Every line of the material below must be repeated exactly.

** start **

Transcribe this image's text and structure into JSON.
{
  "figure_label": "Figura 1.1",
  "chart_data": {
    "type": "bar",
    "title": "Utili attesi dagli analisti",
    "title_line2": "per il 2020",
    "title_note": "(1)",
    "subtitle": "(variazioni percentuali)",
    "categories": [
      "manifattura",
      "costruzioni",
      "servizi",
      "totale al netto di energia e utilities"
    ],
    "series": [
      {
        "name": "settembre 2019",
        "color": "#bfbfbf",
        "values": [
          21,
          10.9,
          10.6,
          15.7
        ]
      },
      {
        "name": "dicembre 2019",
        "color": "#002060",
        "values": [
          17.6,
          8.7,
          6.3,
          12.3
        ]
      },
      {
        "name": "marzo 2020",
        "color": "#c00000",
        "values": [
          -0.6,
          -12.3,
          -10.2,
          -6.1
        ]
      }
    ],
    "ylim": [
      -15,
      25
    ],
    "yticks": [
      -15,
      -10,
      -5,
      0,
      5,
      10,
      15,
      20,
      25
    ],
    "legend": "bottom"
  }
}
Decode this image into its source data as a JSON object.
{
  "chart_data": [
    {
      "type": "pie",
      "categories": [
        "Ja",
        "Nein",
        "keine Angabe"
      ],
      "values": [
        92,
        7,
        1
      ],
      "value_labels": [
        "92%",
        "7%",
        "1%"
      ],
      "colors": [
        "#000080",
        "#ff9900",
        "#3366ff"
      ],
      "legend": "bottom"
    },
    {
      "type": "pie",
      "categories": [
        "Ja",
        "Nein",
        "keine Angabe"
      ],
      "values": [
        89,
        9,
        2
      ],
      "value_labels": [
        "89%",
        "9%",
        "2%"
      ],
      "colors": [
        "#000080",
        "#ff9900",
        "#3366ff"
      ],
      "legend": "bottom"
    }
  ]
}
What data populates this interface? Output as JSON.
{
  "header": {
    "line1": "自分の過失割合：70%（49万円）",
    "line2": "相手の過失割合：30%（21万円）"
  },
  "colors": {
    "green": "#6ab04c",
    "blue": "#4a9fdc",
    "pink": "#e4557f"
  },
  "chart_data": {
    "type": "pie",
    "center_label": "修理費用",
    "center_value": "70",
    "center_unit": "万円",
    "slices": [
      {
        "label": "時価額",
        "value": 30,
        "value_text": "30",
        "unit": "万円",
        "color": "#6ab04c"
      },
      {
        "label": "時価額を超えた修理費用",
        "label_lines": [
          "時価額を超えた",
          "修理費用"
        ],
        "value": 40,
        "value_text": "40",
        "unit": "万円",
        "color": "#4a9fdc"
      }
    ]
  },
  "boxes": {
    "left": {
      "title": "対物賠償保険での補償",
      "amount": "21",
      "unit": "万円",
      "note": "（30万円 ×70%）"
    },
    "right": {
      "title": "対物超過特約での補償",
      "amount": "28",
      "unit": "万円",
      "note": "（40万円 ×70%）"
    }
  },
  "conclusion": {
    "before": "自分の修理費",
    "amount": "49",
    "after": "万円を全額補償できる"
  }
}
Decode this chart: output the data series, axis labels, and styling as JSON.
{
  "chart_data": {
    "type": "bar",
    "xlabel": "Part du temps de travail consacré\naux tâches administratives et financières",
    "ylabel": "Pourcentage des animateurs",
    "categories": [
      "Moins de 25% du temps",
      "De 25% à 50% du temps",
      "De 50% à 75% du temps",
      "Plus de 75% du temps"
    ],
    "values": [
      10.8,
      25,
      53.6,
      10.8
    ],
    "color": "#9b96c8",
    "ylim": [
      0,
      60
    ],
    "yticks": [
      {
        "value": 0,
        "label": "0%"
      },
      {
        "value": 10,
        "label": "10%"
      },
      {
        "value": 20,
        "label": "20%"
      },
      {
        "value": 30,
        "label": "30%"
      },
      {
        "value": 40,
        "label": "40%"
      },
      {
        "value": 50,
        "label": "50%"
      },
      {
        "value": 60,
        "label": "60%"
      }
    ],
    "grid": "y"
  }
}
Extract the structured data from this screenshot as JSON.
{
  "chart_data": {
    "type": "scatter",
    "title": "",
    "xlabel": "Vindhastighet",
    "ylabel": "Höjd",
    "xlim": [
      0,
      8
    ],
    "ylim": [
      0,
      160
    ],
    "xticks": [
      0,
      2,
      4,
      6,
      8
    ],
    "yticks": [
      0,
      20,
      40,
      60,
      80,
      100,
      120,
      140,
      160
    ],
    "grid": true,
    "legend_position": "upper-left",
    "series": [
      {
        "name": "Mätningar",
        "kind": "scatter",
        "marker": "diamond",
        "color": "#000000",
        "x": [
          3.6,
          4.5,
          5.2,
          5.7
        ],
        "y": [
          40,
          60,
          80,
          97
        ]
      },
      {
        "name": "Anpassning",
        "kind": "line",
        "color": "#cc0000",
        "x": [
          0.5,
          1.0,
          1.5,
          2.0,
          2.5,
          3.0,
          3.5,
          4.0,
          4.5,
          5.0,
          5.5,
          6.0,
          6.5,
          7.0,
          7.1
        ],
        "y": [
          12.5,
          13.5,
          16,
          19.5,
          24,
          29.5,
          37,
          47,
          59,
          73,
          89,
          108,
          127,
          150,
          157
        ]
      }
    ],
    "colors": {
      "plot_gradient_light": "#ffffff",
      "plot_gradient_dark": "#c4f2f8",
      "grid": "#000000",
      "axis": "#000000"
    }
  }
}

** end **

== CORRECT OUTPUT ==
Transcribe this image's text and structure into JSON.
{
  "figure_label": "Figura 1.1",
  "chart_data": {
    "type": "bar",
    "title": "Utili attesi dagli analisti",
    "title_line2": "per il 2020",
    "title_note": "(1)",
    "subtitle": "(variazioni percentuali)",
    "categories": [
      "manifattura",
      "costruzioni",
      "servizi",
      "totale al netto di energia e utilities"
    ],
    "series": [
      {
        "name": "settembre 2019",
        "color": "#bfbfbf",
        "values": [
          21,
          10.9,
          10.6,
          15.7
        ]
      },
      {
        "name": "dicembre 2019",
        "color": "#002060",
        "values": [
          17.6,
          8.7,
          6.3,
          12.3
        ]
      },
      {
        "name": "marzo 2020",
        "color": "#c00000",
        "values": [
          -0.6,
          -12.3,
          -10.2,
          -6.1
        ]
      }
    ],
    "ylim": [
      -15,
      25
    ],
    "yticks": [
      -15,
      -10,
      -5,
      0,
      5,
      10,
      15,
      20,
      25
    ],
    "legend": "bottom"
  }
}
Decode this image into its source data as a JSON object.
{
  "chart_data": [
    {
      "type": "pie",
      "categories": [
        "Ja",
        "Nein",
        "keine Angabe"
      ],
      "values": [
        92,
        7,
        1
      ],
      "value_labels": [
        "92%",
        "7%",
        "1%"
      ],
      "colors": [
        "#000080",
        "#ff9900",
        "#3366ff"
      ],
      "legend": "bottom"
    },
    {
      "type": "pie",
      "categories": [
        "Ja",
        "Nein",
        "keine Angabe"
      ],
      "values": [
        89,
        9,
        2
      ],
      "value_labels": [
        "89%",
        "9%",
        "2%"
      ],
      "colors": [
        "#000080",
        "#ff9900",
        "#3366ff"
      ],
      "legend": "bottom"
    }
  ]
}
What data populates this interface? Output as JSON.
{
  "header": {
    "line1": "自分の過失割合：70%（49万円）",
    "line2": "相手の過失割合：30%（21万円）"
  },
  "colors": {
    "green": "#6ab04c",
    "blue": "#4a9fdc",
    "pink": "#e4557f"
  },
  "chart_data": {
    "type": "pie",
    "center_label": "修理費用",
    "center_value": "70",
    "center_unit": "万円",
    "slices": [
      {
        "label": "時価額",
        "value": 30,
        "value_text": "30",
        "unit": "万円",
        "color": "#6ab04c"
      },
      {
        "label": "時価額を超えた修理費用",
        "label_lines": [
          "時価額を超えた",
          "修理費用"
        ],
        "value": 40,
        "value_text": "40",
        "unit": "万円",
        "color": "#4a9fdc"
      }
    ]
  },
  "boxes": {
    "left": {
      "title": "対物賠償保険での補償",
      "amount": "21",
      "unit": "万円",
      "note": "（30万円 ×70%）"
    },
    "right": {
      "title": "対物超過特約での補償",
      "amount": "28",
      "unit": "万円",
      "note": "（40万円 ×70%）"
    }
  },
  "conclusion": {
    "before": "自分の修理費",
    "amount": "49",
    "after": "万円を全額補償できる"
  }
}
Decode this chart: output the data series, axis labels, and styling as JSON.
{
  "chart_data": {
    "type": "bar",
    "xlabel": "Part du temps de travail consacré\naux tâches administratives et financières",
    "ylabel": "Pourcentage des animateurs",
    "categories": [
      "Moins de 25% du temps",
      "De 25% à 50% du temps",
      "De 50% à 75% du temps",
      "Plus de 75% du temps"
    ],
    "values": [
      10.8,
      25,
      53.6,
      10.8
    ],
    "color": "#9b96c8",
    "ylim": [
      0,
      60
    ],
    "yticks": [
      {
        "value": 0,
        "label": "0%"
      },
      {
        "value": 10,
        "label": "10%"
      },
      {
        "value": 20,
        "label": "20%"
      },
      {
        "value": 30,
        "label": "30%"
      },
      {
        "value": 40,
        "label": "40%"
      },
      {
        "value": 50,
        "label": "50%"
      },
      {
        "value": 60,
        "label": "60%"
      }
    ],
    "grid": "y"
  }
}
Extract the structured data from this screenshot as JSON.
{
  "chart_data": {
    "type": "scatter",
    "title": "",
    "xlabel": "Vindhastighet",
    "ylabel": "Höjd",
    "xlim": [
      0,
      8
    ],
    "ylim": [
      0,
      160
    ],
    "xticks": [
      0,
      2,
      4,
      6,
      8
    ],
    "yticks": [
      0,
      20,
      40,
      60,
      80,
      100,
      120,
      140,
      160
    ],
    "grid": true,
    "legend_position": "upper-left",
    "series": [
      {
        "name": "Mätningar",
        "kind": "scatter",
        "marker": "diamond",
        "color": "#000000",
        "x": [
          3.6,
          4.5,
          5.2,
          5.7
        ],
        "y": [
          40,
          60,
          80,
          97
        ]
      },
      {
        "name": "Anpassning",
        "kind": "line",
        "color": "#cc0000",
        "x": [
          0.5,
          1.0,
          1.5,
          2.0,
          2.5,
          3.0,
          3.5,
          4.0,
          4.5,
          5.0,
          5.5,
          6.0,
          6.5,
          7.0,
          7.1
        ],
        "y": [
          12.5,
          13.5,
          16,
          19.5,
          24,
          29.5,
          37,
          47,
          59,
          73,
          89,
          108,
          127,
          150,
          157
        ]
      }
    ],
    "colors": {
      "plot_gradient_light": "#ffffff",
      "plot_gradient_dark": "#c4f2f8",
      "grid": "#000000",
      "axis": "#000000"
    }
  }
}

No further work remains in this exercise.